* Exercise instructions:
Tally every line of the listing below that holds "yrken", then give the tally alone.

[Stored items from a collection]
◆ ◆ ◆ ◆ ◆

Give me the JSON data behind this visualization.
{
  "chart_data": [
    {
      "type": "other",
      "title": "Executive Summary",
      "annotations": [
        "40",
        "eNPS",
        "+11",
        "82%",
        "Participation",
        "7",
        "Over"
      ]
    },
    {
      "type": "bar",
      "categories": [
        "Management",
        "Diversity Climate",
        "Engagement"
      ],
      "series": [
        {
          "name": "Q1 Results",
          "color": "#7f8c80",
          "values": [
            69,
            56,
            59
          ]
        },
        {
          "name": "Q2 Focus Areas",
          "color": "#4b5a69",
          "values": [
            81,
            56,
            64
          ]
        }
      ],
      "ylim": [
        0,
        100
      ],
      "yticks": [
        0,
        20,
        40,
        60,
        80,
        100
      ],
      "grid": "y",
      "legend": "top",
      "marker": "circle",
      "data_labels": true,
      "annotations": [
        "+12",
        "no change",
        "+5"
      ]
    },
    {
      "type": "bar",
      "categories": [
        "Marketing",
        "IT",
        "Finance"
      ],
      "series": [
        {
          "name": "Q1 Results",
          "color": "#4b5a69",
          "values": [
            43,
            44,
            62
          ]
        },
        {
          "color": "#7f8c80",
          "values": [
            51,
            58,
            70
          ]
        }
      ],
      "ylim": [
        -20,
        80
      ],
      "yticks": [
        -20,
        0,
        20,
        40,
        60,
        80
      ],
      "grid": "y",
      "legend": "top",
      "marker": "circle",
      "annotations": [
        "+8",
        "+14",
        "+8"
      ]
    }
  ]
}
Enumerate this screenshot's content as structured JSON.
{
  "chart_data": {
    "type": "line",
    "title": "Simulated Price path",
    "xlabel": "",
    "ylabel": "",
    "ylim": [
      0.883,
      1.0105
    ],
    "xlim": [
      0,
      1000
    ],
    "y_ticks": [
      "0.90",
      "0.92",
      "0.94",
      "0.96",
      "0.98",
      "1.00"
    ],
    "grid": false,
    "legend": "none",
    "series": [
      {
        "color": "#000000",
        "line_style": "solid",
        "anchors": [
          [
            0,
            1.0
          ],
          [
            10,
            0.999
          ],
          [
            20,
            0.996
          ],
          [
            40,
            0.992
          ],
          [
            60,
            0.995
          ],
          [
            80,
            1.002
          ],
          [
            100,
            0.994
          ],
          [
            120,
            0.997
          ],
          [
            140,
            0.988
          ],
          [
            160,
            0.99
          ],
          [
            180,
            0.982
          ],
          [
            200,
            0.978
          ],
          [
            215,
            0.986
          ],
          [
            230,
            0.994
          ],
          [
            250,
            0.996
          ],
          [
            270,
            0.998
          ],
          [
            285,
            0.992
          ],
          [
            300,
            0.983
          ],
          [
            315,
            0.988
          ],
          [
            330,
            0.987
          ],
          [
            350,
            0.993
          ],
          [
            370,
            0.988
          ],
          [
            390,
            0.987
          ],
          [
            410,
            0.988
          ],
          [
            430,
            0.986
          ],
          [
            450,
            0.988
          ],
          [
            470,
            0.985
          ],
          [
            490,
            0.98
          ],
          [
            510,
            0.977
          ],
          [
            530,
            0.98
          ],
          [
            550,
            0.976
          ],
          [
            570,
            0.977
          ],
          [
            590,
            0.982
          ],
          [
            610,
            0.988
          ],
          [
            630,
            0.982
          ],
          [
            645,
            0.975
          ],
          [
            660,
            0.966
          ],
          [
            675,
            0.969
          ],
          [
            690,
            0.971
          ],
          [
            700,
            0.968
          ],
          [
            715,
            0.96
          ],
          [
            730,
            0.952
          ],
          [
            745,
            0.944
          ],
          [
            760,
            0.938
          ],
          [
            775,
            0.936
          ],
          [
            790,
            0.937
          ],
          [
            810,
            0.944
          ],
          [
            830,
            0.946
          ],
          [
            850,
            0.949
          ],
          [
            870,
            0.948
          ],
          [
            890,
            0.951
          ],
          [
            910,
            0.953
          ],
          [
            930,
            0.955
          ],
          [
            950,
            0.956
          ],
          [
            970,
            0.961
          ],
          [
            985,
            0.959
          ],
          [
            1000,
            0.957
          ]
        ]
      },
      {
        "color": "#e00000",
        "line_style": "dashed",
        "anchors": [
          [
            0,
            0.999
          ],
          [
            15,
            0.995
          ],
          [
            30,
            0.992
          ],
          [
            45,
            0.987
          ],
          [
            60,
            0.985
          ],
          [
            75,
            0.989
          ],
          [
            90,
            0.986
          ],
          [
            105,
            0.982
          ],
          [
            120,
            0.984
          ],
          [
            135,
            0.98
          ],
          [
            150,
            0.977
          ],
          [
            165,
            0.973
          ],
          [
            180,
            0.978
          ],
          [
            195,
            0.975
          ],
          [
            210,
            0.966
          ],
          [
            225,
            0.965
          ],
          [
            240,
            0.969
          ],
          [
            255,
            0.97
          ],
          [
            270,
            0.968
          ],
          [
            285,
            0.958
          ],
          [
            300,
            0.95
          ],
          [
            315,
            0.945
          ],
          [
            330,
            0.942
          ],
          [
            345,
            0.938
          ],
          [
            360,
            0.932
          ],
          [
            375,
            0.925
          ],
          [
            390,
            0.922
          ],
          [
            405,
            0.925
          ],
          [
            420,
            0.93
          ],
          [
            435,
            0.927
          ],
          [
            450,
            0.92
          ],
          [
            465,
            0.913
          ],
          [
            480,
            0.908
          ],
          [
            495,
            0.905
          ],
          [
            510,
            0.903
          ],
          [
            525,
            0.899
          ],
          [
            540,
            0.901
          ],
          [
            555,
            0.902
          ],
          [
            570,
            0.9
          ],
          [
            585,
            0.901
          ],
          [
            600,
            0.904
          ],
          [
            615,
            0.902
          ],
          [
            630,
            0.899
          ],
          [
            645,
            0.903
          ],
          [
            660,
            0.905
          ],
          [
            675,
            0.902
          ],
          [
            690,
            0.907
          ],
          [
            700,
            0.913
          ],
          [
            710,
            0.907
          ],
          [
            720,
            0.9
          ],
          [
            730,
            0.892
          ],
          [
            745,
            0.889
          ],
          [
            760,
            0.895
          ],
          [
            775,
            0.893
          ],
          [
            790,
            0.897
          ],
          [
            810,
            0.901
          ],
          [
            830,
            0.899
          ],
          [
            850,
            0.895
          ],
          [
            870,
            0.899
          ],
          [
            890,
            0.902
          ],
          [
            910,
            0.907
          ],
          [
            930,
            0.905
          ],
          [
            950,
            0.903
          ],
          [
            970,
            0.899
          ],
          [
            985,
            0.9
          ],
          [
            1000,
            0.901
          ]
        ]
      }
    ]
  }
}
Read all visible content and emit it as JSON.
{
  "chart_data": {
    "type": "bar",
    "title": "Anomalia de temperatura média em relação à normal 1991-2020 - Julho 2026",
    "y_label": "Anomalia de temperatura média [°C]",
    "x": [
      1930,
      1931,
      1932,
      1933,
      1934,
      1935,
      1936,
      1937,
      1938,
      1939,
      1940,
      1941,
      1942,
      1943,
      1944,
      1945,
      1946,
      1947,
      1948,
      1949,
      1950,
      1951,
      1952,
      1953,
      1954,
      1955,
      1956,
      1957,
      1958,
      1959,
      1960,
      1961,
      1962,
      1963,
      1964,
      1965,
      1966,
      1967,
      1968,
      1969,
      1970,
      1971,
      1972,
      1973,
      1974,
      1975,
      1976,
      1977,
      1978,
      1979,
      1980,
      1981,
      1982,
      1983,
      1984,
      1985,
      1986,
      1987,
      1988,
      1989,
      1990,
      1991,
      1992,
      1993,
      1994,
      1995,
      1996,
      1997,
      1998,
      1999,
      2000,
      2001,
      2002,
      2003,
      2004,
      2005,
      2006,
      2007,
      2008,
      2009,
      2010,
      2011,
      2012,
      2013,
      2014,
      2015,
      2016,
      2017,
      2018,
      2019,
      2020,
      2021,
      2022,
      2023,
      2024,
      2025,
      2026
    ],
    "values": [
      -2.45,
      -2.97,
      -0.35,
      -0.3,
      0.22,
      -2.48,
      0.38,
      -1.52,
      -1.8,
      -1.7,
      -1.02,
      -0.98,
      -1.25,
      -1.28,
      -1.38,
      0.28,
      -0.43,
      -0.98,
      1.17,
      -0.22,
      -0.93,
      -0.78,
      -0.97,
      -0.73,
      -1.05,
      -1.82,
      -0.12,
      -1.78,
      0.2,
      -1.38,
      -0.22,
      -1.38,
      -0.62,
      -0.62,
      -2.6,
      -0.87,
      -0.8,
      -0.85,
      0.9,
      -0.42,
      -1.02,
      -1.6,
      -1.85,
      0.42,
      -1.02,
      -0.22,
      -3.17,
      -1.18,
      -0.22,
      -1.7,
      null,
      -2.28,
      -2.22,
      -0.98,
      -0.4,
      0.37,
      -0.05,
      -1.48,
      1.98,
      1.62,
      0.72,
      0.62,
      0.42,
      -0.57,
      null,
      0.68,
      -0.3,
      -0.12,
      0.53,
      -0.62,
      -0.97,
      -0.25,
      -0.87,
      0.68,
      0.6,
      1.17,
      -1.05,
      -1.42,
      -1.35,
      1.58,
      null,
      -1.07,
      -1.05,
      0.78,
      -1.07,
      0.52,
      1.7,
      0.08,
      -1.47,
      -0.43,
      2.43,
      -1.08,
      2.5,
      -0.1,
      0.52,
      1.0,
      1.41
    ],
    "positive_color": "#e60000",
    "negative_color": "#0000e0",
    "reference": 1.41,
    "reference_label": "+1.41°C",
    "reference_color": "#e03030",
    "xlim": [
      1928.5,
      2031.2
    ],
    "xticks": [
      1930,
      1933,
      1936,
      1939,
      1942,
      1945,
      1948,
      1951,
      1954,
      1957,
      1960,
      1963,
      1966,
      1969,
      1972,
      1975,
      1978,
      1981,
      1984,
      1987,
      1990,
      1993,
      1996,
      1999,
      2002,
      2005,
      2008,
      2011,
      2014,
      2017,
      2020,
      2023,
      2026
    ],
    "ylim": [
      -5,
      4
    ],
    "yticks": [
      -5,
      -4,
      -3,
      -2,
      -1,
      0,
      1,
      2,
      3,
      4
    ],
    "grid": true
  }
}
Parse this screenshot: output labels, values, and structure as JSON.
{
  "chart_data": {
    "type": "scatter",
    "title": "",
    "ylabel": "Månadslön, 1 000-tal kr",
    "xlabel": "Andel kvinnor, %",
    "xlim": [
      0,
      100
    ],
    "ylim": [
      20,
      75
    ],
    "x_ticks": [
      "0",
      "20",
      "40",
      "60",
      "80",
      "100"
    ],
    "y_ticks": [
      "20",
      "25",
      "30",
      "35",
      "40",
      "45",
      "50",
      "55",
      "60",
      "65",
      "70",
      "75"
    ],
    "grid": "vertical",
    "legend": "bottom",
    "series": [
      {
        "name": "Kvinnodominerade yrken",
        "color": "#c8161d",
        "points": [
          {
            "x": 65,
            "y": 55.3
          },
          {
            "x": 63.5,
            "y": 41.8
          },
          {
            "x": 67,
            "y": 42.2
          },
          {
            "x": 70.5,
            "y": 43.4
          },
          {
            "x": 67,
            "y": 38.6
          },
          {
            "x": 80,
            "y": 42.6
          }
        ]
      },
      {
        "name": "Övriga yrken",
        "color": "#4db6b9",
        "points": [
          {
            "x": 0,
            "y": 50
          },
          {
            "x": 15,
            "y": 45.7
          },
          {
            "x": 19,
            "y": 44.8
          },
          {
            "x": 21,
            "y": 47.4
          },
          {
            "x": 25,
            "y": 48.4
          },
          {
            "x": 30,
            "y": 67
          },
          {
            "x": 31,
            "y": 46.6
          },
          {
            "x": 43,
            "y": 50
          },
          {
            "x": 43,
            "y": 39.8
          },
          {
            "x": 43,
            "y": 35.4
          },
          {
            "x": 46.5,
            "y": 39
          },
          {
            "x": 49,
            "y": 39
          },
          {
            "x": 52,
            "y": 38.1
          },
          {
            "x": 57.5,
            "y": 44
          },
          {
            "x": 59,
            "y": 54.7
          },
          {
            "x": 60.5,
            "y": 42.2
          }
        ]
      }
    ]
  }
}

◆ ◆ ◆ ◆ ◆

* Task answer:
2